__WHAT YOU ARE ASKED TO DO__
Separate out the lines that hold "link".

__MATERIAL PROVIDED__

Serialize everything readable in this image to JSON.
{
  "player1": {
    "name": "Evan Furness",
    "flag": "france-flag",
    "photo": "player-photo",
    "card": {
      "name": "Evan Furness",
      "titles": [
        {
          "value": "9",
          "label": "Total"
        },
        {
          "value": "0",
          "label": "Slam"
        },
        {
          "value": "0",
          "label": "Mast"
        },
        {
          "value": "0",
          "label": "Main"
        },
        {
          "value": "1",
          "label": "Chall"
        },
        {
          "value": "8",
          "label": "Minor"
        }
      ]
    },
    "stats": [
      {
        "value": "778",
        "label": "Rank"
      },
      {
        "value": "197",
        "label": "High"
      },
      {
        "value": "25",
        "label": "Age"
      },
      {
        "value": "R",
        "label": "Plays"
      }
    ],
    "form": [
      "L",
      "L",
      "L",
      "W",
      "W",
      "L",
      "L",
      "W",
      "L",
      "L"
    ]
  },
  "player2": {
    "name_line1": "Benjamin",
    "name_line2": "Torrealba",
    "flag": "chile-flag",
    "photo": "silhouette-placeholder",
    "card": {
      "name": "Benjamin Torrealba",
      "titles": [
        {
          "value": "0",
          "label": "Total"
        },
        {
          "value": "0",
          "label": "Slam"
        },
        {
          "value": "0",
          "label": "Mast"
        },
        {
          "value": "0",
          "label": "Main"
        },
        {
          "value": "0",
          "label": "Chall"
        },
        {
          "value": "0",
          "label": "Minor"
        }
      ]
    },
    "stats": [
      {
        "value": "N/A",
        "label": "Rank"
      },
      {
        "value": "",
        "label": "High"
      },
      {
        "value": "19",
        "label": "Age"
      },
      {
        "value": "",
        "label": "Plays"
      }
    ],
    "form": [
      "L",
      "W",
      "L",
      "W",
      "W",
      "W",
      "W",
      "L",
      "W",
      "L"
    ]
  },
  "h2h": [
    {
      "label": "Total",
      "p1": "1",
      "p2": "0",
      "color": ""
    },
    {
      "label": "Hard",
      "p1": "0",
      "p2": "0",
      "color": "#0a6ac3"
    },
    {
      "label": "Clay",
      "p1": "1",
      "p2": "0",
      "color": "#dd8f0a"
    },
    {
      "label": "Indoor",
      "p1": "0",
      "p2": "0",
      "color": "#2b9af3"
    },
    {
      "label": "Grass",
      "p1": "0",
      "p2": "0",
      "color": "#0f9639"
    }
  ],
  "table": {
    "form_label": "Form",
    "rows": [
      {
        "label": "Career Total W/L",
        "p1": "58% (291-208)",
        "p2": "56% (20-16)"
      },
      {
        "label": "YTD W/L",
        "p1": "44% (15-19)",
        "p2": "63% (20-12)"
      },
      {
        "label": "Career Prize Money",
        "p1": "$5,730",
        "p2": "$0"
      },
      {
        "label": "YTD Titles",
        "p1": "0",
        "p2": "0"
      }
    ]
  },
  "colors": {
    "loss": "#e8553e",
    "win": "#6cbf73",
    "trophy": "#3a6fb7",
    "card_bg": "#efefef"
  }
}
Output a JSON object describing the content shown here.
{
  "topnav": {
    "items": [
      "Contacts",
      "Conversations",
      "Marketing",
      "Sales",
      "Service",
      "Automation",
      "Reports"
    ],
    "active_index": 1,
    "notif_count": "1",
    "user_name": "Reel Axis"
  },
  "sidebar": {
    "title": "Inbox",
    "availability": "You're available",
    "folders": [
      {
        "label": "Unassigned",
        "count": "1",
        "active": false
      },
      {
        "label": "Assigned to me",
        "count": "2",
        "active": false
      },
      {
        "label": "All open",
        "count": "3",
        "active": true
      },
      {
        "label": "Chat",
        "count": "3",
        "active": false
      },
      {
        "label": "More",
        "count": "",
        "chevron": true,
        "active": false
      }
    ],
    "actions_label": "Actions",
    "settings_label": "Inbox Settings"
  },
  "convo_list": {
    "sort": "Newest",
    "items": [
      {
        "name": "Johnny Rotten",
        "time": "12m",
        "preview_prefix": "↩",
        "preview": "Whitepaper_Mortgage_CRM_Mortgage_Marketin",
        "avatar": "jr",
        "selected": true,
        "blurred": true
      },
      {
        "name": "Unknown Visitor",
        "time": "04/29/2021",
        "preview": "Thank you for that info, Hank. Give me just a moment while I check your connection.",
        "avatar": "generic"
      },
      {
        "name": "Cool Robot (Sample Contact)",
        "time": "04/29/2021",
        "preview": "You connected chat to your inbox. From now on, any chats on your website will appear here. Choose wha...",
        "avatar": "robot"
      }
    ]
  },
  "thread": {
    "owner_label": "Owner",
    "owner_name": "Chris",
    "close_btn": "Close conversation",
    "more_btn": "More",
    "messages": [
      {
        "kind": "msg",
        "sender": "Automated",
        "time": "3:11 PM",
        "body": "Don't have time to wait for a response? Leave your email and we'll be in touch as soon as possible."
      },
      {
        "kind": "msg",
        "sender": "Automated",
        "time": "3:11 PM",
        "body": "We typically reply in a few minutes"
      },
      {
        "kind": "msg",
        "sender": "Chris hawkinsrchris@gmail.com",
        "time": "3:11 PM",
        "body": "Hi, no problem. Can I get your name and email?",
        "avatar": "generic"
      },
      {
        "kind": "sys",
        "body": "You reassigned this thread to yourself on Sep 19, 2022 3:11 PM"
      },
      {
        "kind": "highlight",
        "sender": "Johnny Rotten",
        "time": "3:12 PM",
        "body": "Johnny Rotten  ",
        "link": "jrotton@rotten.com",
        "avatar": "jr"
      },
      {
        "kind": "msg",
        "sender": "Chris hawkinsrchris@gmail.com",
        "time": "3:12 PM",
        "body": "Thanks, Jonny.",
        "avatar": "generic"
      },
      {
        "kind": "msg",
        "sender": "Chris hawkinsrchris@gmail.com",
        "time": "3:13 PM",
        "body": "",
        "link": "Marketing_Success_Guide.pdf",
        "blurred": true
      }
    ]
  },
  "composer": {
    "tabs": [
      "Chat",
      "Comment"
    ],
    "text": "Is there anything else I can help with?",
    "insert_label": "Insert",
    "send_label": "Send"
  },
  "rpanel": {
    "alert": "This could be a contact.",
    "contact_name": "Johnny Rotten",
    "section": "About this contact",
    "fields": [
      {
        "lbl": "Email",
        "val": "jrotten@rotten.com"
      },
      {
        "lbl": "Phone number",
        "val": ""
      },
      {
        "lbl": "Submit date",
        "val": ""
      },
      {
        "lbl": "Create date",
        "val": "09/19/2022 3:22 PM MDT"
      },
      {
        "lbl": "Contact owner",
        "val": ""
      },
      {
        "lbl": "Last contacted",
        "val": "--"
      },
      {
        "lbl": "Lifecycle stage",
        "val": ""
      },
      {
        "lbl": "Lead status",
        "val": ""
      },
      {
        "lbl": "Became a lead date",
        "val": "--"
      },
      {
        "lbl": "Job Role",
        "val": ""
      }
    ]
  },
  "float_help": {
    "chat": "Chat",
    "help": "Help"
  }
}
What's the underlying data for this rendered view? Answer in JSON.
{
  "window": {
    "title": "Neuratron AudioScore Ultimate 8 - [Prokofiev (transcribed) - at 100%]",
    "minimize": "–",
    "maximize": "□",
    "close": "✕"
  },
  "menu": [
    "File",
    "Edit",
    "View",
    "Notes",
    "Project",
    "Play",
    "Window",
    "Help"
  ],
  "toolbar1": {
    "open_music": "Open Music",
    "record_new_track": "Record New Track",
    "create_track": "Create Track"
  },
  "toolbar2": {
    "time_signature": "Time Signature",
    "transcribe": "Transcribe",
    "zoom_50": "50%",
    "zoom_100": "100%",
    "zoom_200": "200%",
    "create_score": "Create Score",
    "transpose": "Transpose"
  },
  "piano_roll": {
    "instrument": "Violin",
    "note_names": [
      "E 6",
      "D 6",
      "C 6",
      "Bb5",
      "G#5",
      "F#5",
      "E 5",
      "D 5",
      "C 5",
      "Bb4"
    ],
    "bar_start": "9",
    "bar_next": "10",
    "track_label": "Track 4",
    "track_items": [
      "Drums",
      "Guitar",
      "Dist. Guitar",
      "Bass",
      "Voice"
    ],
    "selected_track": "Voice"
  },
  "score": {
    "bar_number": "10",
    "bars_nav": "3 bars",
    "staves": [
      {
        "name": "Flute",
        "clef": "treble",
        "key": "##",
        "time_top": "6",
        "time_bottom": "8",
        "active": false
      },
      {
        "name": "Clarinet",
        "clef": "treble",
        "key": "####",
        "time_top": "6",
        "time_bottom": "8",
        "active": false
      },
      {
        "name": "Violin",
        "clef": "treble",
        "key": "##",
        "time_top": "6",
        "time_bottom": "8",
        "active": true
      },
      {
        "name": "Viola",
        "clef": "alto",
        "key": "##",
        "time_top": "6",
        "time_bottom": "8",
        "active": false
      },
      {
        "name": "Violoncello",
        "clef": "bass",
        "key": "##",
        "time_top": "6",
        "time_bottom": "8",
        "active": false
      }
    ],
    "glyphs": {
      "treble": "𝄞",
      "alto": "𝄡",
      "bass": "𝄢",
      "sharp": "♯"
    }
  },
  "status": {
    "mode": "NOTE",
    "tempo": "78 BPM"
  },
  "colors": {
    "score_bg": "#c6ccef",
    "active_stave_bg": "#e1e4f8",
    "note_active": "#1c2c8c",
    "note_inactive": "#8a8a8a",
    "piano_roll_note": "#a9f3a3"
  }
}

__OUTPUT FOR THIS TASK__
        "link": "jrotton@rotten.com",
        "link": "Marketing_Success_Guide.pdf",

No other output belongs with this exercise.